REQUIREMENT: Reproduce the listing exactly, with no pictures in your copy.
** Start GIVEN DATA **
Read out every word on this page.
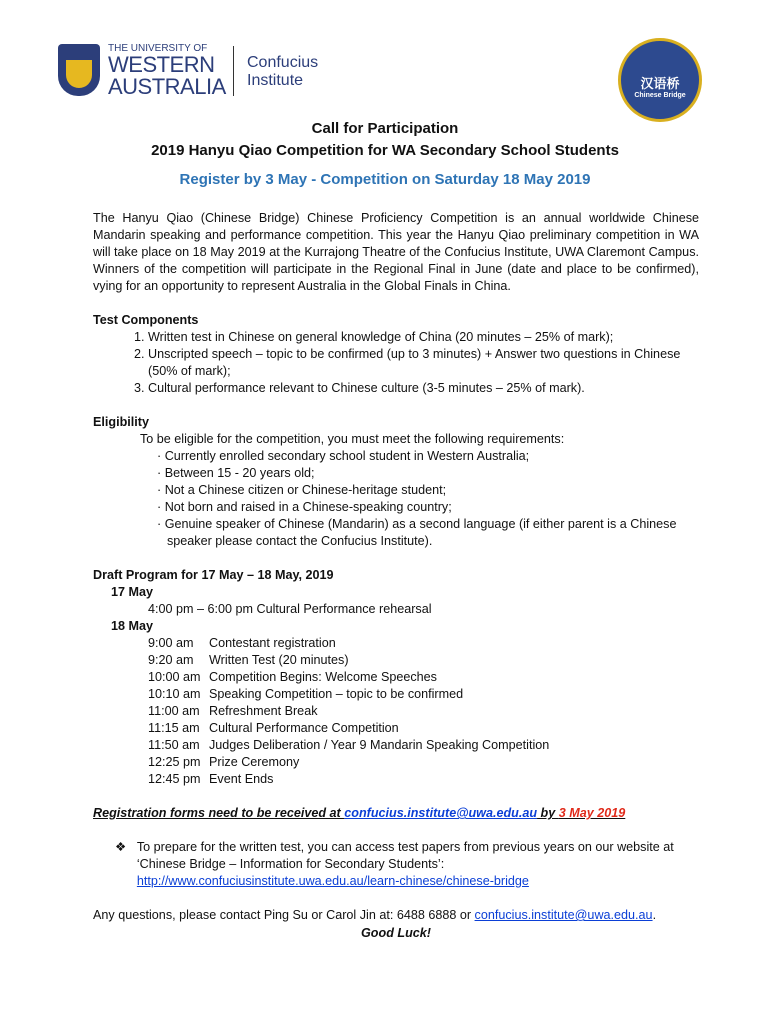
THE UNIVERSITY OF
WESTERN
AUSTRALIA
Confucius
Institute	汉语桥
Chinese Bridge
Call for Participation
2019 Hanyu Qiao Competition for WA Secondary School Students
Register by 3 May - Competition on Saturday 18 May 2019

The Hanyu Qiao (Chinese Bridge) Chinese Proficiency Competition is an annual worldwide Chinese Mandarin speaking and performance competition. This year the Hanyu Qiao preliminary competition in WA will take place on 18 May 2019 at the Kurrajong Theatre of the Confucius Institute, UWA Claremont Campus. Winners of the competition will participate in the Regional Final in June (date and place to be confirmed), vying for an opportunity to represent Australia in the Global Finals in China.

Test Components

1. Written test in Chinese on general knowledge of China (20 minutes – 25% of mark);
2. Unscripted speech – topic to be confirmed (up to 3 minutes) + Answer two questions in Chinese (50% of mark);
3. Cultural performance relevant to Chinese culture (3-5 minutes – 25% of mark).

Eligibility

To be eligible for the competition, you must meet the following requirements:

· Currently enrolled secondary school student in Western Australia;
· Between 15 - 20 years old;
· Not a Chinese citizen or Chinese-heritage student;
· Not born and raised in a Chinese-speaking country;
· Genuine speaker of Chinese (Mandarin) as a second language (if either parent is a Chinese speaker please contact the Confucius Institute).

Draft Program for 17 May – 18 May, 2019

17 May

4:00 pm – 6:00 pm Cultural Performance rehearsal

18 May

9:00 am	Contestant registration
9:20 am	Written Test (20 minutes)
10:00 am Competition Begins: Welcome Speeches
10:10 am Speaking Competition – topic to be confirmed
11:00 am Refreshment Break
11:15 am Cultural Performance Competition
11:50 am Judges Deliberation / Year 9 Mandarin Speaking Competition
12:25 pm Prize Ceremony
12:45 pm Event Ends

Registration forms need to be received at confucius.institute@uwa.edu.au by 3 May 2019

❖ To prepare for the written test, you can access test papers from previous years on our website at ‘Chinese Bridge – Information for Secondary Students’:
http://www.confuciusinstitute.uwa.edu.au/learn-chinese/chinese-bridge

Any questions, please contact Ping Su or Carol Jin at: 6488 6888 or confucius.institute@uwa.edu.au.

Good Luck!
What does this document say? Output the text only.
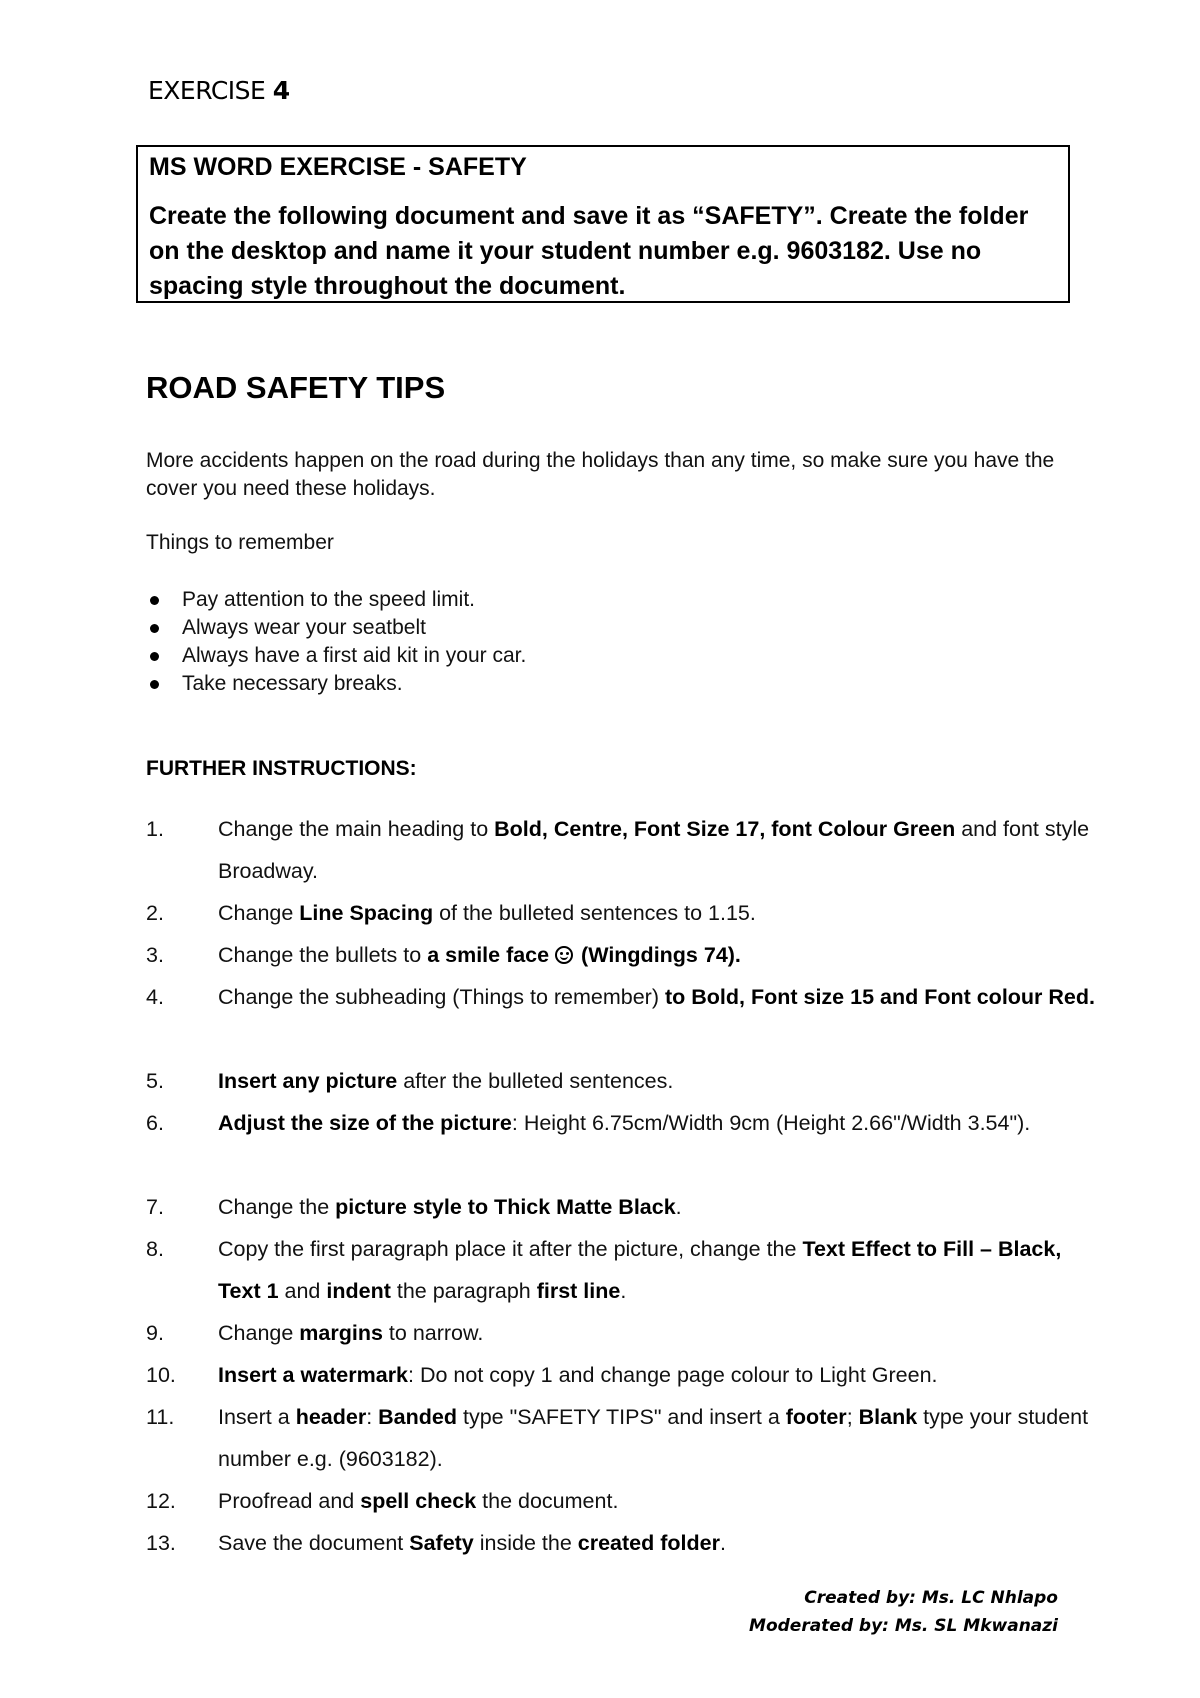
EXERCISE 4
MS WORD EXERCISE - SAFETY
Create the following document and save it as “SAFETY”. Create the folder on the desktop and name it your student number e.g. 9603182. Use no spacing style throughout the document.
ROAD SAFETY TIPS
More accidents happen on the road during the holidays than any time, so make sure you have the cover you need these holidays.
Things to remember
Pay attention to the speed limit.
Always wear your seatbelt
Always have a first aid kit in your car.
Take necessary breaks.
FURTHER INSTRUCTIONS:
1.	Change the main heading to Bold, Centre, Font Size 17, font Colour Green and font style Broadway.
2.	Change Line Spacing of the bulleted sentences to 1.15.
3.	Change the bullets to a smile face  (Wingdings 74).
4.	Change the subheading (Things to remember) to Bold, Font size 15 and Font colour Red.
5.	Insert any picture after the bulleted sentences.
6.	Adjust the size of the picture: Height 6.75cm/Width 9cm (Height 2.66"/Width 3.54").
7.	Change the picture style to Thick Matte Black.
8.	Copy the first paragraph place it after the picture, change the Text Effect to Fill – Black, Text 1 and indent the paragraph first line.
9.	Change margins to narrow.
10. Insert a watermark: Do not copy 1 and change page colour to Light Green.
11. Insert a header: Banded type "SAFETY TIPS" and insert a footer; Blank type your student number e.g. (9603182).
12. Proofread and spell check the document.
13. Save the document Safety inside the created folder.
Created by: Ms. LC Nhlapo
Moderated by: Ms. SL Mkwanazi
** End GIVEN DATA **
SOLUTION TO THE EXERCISE:
Read out every word on this page.
THE UNIVERSITY OF
WESTERN
AUSTRALIA
Confucius
Institute	汉语桥
Chinese Bridge
Call for Participation
2019 Hanyu Qiao Competition for WA Secondary School Students
Register by 3 May - Competition on Saturday 18 May 2019

The Hanyu Qiao (Chinese Bridge) Chinese Proficiency Competition is an annual worldwide Chinese Mandarin speaking and performance competition. This year the Hanyu Qiao preliminary competition in WA will take place on 18 May 2019 at the Kurrajong Theatre of the Confucius Institute, UWA Claremont Campus. Winners of the competition will participate in the Regional Final in June (date and place to be confirmed), vying for an opportunity to represent Australia in the Global Finals in China.

Test Components

1. Written test in Chinese on general knowledge of China (20 minutes – 25% of mark);
2. Unscripted speech – topic to be confirmed (up to 3 minutes) + Answer two questions in Chinese (50% of mark);
3. Cultural performance relevant to Chinese culture (3-5 minutes – 25% of mark).

Eligibility

To be eligible for the competition, you must meet the following requirements:

· Currently enrolled secondary school student in Western Australia;
· Between 15 - 20 years old;
· Not a Chinese citizen or Chinese-heritage student;
· Not born and raised in a Chinese-speaking country;
· Genuine speaker of Chinese (Mandarin) as a second language (if either parent is a Chinese speaker please contact the Confucius Institute).

Draft Program for 17 May – 18 May, 2019

17 May

4:00 pm – 6:00 pm Cultural Performance rehearsal

18 May

9:00 am	Contestant registration
9:20 am	Written Test (20 minutes)
10:00 am Competition Begins: Welcome Speeches
10:10 am Speaking Competition – topic to be confirmed
11:00 am Refreshment Break
11:15 am Cultural Performance Competition
11:50 am Judges Deliberation / Year 9 Mandarin Speaking Competition
12:25 pm Prize Ceremony
12:45 pm Event Ends

Registration forms need to be received at confucius.institute@uwa.edu.au by 3 May 2019

❖ To prepare for the written test, you can access test papers from previous years on our website at ‘Chinese Bridge – Information for Secondary Students’:
http://www.confuciusinstitute.uwa.edu.au/learn-chinese/chinese-bridge

Any questions, please contact Ping Su or Carol Jin at: 6488 6888 or confucius.institute@uwa.edu.au.

Good Luck!
What does this document say? Output the text only.
EXERCISE 4
MS WORD EXERCISE - SAFETY
Create the following document and save it as “SAFETY”. Create the folder on the desktop and name it your student number e.g. 9603182. Use no spacing style throughout the document.
ROAD SAFETY TIPS
More accidents happen on the road during the holidays than any time, so make sure you have the cover you need these holidays.
Things to remember
Pay attention to the speed limit.
Always wear your seatbelt
Always have a first aid kit in your car.
Take necessary breaks.
FURTHER INSTRUCTIONS:
1.	Change the main heading to Bold, Centre, Font Size 17, font Colour Green and font style Broadway.
2.	Change Line Spacing of the bulleted sentences to 1.15.
3.	Change the bullets to a smile face  (Wingdings 74).
4.	Change the subheading (Things to remember) to Bold, Font size 15 and Font colour Red.
5.	Insert any picture after the bulleted sentences.
6.	Adjust the size of the picture: Height 6.75cm/Width 9cm (Height 2.66"/Width 3.54").
7.	Change the picture style to Thick Matte Black.
8.	Copy the first paragraph place it after the picture, change the Text Effect to Fill – Black, Text 1 and indent the paragraph first line.
9.	Change margins to narrow.
10. Insert a watermark: Do not copy 1 and change page colour to Light Green.
11. Insert a header: Banded type "SAFETY TIPS" and insert a footer; Blank type your student number e.g. (9603182).
12. Proofread and spell check the document.
13. Save the document Safety inside the created folder.
Created by: Ms. LC Nhlapo
Moderated by: Ms. SL Mkwanazi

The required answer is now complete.